■ **Aim**: Extract the complete data exactly as given.

Dataset excerpt
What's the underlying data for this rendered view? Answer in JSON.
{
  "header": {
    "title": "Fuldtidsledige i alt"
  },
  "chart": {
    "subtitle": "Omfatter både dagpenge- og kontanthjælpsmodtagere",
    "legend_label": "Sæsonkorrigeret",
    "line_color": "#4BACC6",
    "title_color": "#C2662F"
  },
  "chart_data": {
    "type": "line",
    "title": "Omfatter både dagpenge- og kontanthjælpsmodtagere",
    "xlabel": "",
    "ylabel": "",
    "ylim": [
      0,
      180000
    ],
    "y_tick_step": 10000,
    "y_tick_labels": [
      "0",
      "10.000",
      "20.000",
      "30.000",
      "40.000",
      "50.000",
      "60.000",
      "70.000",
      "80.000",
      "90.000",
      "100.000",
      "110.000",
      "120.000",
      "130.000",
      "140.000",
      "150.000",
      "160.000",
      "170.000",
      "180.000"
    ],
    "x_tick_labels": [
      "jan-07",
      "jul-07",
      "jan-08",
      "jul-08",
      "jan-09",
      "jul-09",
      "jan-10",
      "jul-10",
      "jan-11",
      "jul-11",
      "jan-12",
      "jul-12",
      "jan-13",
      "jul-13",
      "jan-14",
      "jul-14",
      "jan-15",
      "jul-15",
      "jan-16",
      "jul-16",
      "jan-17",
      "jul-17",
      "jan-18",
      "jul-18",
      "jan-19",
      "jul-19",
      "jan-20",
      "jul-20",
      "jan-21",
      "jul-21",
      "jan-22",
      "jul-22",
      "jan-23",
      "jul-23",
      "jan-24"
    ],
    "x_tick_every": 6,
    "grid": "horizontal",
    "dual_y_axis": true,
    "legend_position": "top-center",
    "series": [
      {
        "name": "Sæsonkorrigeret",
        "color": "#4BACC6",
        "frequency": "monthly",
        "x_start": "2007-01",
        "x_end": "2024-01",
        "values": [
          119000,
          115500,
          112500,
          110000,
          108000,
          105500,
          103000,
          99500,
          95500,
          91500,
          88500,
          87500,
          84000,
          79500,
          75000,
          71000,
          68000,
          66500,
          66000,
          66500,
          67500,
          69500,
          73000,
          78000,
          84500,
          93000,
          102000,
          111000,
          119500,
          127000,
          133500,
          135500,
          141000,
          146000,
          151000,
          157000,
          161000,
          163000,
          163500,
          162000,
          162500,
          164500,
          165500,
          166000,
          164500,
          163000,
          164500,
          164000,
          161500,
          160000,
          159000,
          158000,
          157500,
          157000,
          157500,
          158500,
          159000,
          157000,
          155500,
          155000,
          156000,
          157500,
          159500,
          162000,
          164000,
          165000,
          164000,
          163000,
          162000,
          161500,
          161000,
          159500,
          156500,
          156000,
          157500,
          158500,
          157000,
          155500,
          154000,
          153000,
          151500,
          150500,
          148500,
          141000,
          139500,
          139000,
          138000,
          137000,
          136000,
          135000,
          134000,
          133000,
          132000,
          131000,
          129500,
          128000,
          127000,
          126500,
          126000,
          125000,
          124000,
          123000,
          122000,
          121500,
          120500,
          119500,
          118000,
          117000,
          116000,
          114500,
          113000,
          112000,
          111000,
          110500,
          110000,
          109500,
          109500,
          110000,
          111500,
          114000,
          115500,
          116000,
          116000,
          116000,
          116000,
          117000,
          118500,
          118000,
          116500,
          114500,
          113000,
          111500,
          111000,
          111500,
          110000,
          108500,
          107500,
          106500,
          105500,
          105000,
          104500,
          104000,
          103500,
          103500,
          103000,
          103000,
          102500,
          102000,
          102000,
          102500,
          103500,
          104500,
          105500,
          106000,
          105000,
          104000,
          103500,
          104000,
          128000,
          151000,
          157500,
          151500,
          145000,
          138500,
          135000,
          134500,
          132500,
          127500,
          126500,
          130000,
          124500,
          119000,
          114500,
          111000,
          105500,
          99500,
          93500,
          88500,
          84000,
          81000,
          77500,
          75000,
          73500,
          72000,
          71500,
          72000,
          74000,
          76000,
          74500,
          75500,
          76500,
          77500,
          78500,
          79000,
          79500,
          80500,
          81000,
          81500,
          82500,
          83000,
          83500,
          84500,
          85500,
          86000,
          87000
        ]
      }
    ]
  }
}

■ **Task response**:
What's the underlying data for this rendered view? Answer in JSON.
{
  "header": {
    "title": "Fuldtidsledige i alt"
  },
  "chart": {
    "subtitle": "Omfatter både dagpenge- og kontanthjælpsmodtagere",
    "legend_label": "Sæsonkorrigeret",
    "line_color": "#4BACC6",
    "title_color": "#C2662F"
  },
  "chart_data": {
    "type": "line",
    "title": "Omfatter både dagpenge- og kontanthjælpsmodtagere",
    "xlabel": "",
    "ylabel": "",
    "ylim": [
      0,
      180000
    ],
    "y_tick_step": 10000,
    "y_tick_labels": [
      "0",
      "10.000",
      "20.000",
      "30.000",
      "40.000",
      "50.000",
      "60.000",
      "70.000",
      "80.000",
      "90.000",
      "100.000",
      "110.000",
      "120.000",
      "130.000",
      "140.000",
      "150.000",
      "160.000",
      "170.000",
      "180.000"
    ],
    "x_tick_labels": [
      "jan-07",
      "jul-07",
      "jan-08",
      "jul-08",
      "jan-09",
      "jul-09",
      "jan-10",
      "jul-10",
      "jan-11",
      "jul-11",
      "jan-12",
      "jul-12",
      "jan-13",
      "jul-13",
      "jan-14",
      "jul-14",
      "jan-15",
      "jul-15",
      "jan-16",
      "jul-16",
      "jan-17",
      "jul-17",
      "jan-18",
      "jul-18",
      "jan-19",
      "jul-19",
      "jan-20",
      "jul-20",
      "jan-21",
      "jul-21",
      "jan-22",
      "jul-22",
      "jan-23",
      "jul-23",
      "jan-24"
    ],
    "x_tick_every": 6,
    "grid": "horizontal",
    "dual_y_axis": true,
    "legend_position": "top-center",
    "series": [
      {
        "name": "Sæsonkorrigeret",
        "color": "#4BACC6",
        "frequency": "monthly",
        "x_start": "2007-01",
        "x_end": "2024-01",
        "values": [
          119000,
          115500,
          112500,
          110000,
          108000,
          105500,
          103000,
          99500,
          95500,
          91500,
          88500,
          87500,
          84000,
          79500,
          75000,
          71000,
          68000,
          66500,
          66000,
          66500,
          67500,
          69500,
          73000,
          78000,
          84500,
          93000,
          102000,
          111000,
          119500,
          127000,
          133500,
          135500,
          141000,
          146000,
          151000,
          157000,
          161000,
          163000,
          163500,
          162000,
          162500,
          164500,
          165500,
          166000,
          164500,
          163000,
          164500,
          164000,
          161500,
          160000,
          159000,
          158000,
          157500,
          157000,
          157500,
          158500,
          159000,
          157000,
          155500,
          155000,
          156000,
          157500,
          159500,
          162000,
          164000,
          165000,
          164000,
          163000,
          162000,
          161500,
          161000,
          159500,
          156500,
          156000,
          157500,
          158500,
          157000,
          155500,
          154000,
          153000,
          151500,
          150500,
          148500,
          141000,
          139500,
          139000,
          138000,
          137000,
          136000,
          135000,
          134000,
          133000,
          132000,
          131000,
          129500,
          128000,
          127000,
          126500,
          126000,
          125000,
          124000,
          123000,
          122000,
          121500,
          120500,
          119500,
          118000,
          117000,
          116000,
          114500,
          113000,
          112000,
          111000,
          110500,
          110000,
          109500,
          109500,
          110000,
          111500,
          114000,
          115500,
          116000,
          116000,
          116000,
          116000,
          117000,
          118500,
          118000,
          116500,
          114500,
          113000,
          111500,
          111000,
          111500,
          110000,
          108500,
          107500,
          106500,
          105500,
          105000,
          104500,
          104000,
          103500,
          103500,
          103000,
          103000,
          102500,
          102000,
          102000,
          102500,
          103500,
          104500,
          105500,
          106000,
          105000,
          104000,
          103500,
          104000,
          128000,
          151000,
          157500,
          151500,
          145000,
          138500,
          135000,
          134500,
          132500,
          127500,
          126500,
          130000,
          124500,
          119000,
          114500,
          111000,
          105500,
          99500,
          93500,
          88500,
          84000,
          81000,
          77500,
          75000,
          73500,
          72000,
          71500,
          72000,
          74000,
          76000,
          74500,
          75500,
          76500,
          77500,
          78500,
          79000,
          79500,
          80500,
          81000,
          81500,
          82500,
          83000,
          83500,
          84500,
          85500,
          86000,
          87000
        ]
      }
    ]
  }
}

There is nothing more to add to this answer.